Required task: Copy each line holding the string "Click".

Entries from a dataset
* begin *

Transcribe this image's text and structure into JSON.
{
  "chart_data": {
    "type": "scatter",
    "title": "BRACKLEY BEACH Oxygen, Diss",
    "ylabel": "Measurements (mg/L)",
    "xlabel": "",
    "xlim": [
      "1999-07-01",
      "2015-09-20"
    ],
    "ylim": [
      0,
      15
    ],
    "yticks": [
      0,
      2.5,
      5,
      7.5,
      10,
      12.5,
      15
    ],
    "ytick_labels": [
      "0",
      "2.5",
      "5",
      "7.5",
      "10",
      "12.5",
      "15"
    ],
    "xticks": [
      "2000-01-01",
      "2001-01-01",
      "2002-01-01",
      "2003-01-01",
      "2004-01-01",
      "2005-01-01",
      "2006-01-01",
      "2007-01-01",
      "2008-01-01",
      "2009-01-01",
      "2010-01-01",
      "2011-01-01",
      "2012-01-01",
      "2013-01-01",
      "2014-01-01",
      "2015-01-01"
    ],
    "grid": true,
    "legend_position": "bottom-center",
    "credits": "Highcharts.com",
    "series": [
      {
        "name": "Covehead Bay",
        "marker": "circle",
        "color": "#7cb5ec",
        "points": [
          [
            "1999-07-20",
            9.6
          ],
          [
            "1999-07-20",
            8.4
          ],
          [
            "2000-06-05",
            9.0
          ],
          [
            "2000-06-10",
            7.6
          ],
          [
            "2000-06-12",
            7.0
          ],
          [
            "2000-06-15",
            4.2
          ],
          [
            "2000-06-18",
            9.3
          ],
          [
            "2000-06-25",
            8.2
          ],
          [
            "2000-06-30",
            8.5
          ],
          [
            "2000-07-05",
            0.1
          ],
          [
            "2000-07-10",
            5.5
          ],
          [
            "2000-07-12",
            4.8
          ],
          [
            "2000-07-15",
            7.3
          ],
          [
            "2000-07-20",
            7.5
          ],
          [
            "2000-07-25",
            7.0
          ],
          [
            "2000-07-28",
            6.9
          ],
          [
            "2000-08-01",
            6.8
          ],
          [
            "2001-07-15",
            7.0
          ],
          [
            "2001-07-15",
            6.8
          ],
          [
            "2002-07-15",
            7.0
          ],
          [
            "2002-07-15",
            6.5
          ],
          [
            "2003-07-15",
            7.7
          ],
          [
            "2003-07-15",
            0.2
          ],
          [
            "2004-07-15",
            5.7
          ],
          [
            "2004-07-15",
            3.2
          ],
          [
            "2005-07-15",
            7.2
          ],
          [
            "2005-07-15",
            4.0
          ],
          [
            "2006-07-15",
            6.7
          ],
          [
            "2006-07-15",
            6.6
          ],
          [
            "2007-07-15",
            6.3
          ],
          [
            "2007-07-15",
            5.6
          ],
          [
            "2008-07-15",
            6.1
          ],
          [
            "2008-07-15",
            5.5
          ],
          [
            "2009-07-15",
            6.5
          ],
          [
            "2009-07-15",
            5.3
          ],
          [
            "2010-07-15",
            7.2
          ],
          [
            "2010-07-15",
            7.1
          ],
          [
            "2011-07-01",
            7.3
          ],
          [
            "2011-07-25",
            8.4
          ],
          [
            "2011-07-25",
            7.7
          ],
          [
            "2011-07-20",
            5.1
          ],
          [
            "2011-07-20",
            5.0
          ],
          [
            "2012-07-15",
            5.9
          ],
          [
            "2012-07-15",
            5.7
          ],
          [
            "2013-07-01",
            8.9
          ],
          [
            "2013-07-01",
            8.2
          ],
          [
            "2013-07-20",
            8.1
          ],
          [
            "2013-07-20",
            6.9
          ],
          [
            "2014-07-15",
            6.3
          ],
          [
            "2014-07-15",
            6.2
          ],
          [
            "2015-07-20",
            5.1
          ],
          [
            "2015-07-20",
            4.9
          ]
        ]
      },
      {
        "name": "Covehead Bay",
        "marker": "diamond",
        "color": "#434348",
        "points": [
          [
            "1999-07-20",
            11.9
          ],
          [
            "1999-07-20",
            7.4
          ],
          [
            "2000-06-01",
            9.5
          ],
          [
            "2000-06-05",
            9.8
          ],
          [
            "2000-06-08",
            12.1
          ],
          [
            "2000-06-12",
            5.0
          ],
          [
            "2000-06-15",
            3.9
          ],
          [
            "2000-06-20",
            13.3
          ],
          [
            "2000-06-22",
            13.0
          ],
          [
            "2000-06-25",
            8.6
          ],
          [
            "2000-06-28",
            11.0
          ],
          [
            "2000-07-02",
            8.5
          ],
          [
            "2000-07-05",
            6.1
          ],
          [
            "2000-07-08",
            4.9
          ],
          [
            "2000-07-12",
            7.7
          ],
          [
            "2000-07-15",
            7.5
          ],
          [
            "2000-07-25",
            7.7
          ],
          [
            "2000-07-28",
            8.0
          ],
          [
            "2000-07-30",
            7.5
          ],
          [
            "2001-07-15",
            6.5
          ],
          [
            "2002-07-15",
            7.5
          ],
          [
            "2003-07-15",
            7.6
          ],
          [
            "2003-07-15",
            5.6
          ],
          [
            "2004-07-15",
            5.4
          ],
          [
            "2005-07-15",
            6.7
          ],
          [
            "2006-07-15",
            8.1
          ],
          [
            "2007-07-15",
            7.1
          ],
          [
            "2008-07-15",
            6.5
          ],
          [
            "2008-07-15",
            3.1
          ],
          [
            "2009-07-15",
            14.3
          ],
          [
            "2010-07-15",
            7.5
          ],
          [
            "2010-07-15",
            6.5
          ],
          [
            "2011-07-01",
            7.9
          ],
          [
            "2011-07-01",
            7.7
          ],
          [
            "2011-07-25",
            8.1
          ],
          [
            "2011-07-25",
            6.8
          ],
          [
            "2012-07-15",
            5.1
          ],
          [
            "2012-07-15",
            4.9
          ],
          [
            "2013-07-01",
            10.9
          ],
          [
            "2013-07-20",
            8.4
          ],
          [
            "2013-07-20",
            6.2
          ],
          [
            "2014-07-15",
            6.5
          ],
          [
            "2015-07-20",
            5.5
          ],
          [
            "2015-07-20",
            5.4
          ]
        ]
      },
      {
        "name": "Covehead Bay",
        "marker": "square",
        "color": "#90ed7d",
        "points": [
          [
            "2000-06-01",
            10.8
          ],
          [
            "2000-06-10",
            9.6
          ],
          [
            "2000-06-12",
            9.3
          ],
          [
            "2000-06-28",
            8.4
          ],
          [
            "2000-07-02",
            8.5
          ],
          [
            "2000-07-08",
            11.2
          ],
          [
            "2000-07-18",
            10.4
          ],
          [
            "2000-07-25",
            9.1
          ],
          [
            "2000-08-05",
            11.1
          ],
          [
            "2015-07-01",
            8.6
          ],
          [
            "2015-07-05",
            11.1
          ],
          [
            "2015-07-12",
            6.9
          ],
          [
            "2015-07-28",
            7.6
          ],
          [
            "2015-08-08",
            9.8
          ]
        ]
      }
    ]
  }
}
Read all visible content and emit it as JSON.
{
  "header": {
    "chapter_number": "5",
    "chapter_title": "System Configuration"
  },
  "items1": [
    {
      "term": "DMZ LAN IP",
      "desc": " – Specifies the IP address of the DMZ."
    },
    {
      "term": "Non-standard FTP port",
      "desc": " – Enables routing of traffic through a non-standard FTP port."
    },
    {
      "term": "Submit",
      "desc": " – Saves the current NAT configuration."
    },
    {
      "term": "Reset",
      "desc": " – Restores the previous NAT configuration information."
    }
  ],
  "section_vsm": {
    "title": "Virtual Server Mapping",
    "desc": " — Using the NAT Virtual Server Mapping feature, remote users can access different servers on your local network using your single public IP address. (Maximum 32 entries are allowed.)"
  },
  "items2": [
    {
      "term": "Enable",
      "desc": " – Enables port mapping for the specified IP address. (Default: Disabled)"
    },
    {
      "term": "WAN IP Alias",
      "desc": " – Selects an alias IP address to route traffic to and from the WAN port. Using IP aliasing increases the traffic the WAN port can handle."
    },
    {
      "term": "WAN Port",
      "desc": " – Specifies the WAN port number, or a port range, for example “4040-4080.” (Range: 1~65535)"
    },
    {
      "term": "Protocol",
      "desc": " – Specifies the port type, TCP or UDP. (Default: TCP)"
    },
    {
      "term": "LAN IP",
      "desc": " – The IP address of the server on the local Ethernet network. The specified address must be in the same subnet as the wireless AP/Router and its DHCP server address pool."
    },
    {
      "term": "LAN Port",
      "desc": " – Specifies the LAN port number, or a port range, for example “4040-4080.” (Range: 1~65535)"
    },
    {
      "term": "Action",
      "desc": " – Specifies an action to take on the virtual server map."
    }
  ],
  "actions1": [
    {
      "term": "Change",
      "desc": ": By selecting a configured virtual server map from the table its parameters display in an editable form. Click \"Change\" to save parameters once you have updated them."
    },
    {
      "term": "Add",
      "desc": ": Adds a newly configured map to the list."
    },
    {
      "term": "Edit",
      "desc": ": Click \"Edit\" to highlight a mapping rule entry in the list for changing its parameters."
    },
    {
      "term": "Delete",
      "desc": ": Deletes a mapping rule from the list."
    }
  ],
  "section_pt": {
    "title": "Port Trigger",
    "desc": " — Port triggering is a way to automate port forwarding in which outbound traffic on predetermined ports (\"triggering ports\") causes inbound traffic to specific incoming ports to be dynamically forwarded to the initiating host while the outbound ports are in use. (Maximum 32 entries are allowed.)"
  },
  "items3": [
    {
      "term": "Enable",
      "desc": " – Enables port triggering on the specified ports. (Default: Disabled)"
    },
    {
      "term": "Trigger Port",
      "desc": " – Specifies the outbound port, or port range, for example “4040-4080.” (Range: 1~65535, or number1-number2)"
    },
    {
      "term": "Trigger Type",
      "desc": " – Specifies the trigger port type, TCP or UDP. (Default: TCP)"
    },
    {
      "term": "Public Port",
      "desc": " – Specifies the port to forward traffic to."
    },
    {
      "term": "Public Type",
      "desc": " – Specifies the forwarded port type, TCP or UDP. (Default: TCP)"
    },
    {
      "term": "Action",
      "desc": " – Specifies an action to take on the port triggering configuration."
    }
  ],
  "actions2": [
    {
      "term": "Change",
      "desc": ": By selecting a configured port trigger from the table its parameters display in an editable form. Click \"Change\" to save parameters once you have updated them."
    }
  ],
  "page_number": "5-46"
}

* end *

Reply to the exercise:
      "desc": ": By selecting a configured virtual server map from the table its parameters display in an editable form. Click \"Change\" to save parameters once you have updated them."
      "desc": ": Click \"Edit\" to highlight a mapping rule entry in the list for changing its parameters."
      "desc": ": By selecting a configured port trigger from the table its parameters display in an editable form. Click \"Change\" to save parameters once you have updated them."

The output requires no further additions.